Using the records below, give the number of lines where the word "this" appears, with no further output.

-- Entries supplied start --

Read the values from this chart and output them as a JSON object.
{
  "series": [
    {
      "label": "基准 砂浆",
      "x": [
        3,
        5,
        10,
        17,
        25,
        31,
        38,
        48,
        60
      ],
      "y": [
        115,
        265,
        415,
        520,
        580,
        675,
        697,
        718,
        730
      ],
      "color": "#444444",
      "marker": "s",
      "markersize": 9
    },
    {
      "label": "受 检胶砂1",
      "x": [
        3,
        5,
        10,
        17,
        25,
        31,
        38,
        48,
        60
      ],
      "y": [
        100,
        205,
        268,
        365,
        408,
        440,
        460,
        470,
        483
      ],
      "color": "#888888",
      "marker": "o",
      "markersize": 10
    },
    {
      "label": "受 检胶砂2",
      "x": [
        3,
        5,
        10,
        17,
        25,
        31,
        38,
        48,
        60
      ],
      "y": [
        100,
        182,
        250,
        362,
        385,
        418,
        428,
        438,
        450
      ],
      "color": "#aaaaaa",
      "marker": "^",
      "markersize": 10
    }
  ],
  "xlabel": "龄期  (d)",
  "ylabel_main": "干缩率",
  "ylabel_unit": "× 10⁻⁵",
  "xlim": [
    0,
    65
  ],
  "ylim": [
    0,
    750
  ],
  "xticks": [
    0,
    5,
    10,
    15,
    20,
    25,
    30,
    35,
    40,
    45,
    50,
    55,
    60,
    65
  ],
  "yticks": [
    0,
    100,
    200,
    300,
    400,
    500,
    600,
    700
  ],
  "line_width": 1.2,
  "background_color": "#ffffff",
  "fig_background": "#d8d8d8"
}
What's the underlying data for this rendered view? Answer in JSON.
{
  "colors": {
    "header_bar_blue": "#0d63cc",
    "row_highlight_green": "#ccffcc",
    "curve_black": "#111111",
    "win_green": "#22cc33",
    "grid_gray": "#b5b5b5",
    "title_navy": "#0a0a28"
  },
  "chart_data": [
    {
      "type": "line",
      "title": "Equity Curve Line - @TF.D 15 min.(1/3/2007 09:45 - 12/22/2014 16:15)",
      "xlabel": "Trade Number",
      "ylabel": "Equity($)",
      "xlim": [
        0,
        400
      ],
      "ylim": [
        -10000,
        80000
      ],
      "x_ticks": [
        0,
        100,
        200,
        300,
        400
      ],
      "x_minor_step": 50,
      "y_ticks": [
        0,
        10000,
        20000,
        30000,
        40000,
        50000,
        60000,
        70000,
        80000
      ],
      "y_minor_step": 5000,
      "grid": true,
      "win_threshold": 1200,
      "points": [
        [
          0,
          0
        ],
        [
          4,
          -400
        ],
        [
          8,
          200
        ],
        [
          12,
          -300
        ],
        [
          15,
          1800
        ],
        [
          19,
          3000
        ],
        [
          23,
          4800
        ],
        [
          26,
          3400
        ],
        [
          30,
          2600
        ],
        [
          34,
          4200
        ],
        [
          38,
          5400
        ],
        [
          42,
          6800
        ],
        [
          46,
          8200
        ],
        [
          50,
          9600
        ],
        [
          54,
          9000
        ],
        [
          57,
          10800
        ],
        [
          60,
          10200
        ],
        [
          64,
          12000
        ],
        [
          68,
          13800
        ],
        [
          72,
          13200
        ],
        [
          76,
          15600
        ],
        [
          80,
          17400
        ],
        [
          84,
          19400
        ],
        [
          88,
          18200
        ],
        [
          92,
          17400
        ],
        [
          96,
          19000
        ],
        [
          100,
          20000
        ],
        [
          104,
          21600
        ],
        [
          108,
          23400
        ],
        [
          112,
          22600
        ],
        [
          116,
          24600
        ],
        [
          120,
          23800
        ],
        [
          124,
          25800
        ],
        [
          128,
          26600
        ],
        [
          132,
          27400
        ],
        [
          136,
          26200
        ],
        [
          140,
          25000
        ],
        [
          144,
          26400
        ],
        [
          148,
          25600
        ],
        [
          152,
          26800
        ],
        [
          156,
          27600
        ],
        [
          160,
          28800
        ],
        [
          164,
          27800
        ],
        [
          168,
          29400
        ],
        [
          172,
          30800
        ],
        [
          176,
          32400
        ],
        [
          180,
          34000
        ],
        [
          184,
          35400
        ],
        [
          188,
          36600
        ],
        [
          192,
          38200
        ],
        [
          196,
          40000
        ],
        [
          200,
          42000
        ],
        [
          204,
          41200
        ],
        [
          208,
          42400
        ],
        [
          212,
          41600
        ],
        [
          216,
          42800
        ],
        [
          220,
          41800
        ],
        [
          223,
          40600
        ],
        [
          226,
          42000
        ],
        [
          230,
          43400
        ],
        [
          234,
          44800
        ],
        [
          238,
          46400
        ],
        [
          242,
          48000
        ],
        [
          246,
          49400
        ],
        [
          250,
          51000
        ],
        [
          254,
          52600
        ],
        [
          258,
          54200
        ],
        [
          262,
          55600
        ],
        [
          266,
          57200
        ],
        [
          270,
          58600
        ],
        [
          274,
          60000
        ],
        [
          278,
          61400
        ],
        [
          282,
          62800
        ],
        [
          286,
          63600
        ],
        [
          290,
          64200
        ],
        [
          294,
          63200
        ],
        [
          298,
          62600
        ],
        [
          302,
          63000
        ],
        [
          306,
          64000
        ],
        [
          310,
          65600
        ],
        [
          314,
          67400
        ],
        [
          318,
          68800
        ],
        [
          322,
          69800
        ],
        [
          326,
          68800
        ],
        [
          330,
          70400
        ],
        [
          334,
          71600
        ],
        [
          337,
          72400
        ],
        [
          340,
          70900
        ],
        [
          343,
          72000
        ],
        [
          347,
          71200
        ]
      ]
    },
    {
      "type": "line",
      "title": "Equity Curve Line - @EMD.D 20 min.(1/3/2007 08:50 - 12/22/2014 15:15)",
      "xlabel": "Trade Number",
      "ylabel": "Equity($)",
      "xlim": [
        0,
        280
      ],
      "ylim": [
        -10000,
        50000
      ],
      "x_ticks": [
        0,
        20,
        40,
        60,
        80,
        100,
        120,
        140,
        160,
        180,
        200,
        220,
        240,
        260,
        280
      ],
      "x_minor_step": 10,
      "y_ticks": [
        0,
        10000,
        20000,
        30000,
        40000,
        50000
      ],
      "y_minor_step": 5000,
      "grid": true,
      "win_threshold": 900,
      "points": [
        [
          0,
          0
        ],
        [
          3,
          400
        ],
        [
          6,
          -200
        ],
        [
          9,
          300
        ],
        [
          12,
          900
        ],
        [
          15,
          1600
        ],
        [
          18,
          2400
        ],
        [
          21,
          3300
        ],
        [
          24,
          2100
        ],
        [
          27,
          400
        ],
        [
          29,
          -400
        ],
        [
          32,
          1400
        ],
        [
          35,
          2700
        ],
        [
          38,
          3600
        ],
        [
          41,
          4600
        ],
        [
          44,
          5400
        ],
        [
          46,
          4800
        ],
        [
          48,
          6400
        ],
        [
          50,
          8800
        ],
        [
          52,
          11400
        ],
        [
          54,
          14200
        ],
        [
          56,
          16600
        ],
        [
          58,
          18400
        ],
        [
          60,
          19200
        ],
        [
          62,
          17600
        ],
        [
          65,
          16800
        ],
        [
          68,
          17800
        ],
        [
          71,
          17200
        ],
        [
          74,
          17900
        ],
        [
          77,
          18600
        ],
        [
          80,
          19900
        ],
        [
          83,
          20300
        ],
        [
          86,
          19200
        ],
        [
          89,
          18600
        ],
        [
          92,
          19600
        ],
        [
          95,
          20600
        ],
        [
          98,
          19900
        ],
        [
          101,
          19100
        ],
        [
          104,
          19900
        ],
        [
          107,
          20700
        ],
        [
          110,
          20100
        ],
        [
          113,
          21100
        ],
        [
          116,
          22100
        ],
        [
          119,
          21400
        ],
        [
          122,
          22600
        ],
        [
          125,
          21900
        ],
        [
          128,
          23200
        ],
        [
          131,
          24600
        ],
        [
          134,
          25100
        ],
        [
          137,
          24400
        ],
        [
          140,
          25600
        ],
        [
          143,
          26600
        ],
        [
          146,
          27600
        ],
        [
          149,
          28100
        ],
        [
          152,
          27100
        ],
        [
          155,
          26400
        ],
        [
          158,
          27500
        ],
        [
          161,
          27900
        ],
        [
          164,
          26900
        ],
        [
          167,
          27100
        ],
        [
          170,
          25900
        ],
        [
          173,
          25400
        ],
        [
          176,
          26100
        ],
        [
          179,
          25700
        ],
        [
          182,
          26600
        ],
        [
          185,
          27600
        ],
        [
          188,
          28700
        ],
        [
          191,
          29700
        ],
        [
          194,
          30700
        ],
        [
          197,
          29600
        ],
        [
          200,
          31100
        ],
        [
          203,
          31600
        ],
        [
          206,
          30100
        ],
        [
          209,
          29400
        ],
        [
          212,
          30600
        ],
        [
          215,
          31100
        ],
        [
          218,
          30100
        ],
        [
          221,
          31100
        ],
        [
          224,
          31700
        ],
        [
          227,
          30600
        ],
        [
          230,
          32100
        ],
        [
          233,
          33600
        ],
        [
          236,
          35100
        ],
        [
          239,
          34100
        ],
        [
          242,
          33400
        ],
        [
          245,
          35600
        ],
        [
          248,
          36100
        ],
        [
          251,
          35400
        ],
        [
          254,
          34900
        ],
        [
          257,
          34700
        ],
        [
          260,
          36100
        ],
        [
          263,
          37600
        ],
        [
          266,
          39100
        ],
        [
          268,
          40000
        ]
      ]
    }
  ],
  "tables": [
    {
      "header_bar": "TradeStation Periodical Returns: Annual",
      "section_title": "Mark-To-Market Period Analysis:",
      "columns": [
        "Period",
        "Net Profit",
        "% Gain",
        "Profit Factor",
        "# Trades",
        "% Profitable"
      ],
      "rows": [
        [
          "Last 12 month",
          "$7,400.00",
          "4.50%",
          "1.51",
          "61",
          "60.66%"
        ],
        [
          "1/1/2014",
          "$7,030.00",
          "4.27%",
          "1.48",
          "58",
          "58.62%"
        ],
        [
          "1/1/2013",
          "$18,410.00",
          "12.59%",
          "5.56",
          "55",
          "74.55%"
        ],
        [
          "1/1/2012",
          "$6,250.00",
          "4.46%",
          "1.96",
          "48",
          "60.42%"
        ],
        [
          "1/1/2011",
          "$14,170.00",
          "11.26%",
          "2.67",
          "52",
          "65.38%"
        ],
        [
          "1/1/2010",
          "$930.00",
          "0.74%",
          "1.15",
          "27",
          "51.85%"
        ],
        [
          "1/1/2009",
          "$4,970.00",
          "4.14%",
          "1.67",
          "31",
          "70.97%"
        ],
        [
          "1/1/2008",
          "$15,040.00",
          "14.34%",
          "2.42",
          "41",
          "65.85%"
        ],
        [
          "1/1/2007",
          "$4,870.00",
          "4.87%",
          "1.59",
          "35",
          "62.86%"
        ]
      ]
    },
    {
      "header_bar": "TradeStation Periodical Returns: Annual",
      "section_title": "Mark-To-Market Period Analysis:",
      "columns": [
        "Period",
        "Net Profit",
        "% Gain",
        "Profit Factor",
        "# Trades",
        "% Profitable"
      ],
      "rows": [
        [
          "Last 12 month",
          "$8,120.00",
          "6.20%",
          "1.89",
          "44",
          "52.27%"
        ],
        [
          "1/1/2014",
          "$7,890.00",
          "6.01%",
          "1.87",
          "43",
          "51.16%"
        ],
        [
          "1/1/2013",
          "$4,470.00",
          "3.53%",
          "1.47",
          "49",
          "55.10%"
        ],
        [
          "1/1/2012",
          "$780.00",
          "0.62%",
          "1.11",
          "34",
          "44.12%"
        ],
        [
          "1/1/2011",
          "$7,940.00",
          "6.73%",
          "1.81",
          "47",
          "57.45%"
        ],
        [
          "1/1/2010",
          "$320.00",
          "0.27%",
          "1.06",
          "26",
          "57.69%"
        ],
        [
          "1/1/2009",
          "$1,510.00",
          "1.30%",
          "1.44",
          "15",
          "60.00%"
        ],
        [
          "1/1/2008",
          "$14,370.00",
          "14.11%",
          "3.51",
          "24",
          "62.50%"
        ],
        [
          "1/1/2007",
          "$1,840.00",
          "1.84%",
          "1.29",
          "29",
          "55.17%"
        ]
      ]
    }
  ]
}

-- Entries supplied end --

• **Exercise solution**: 2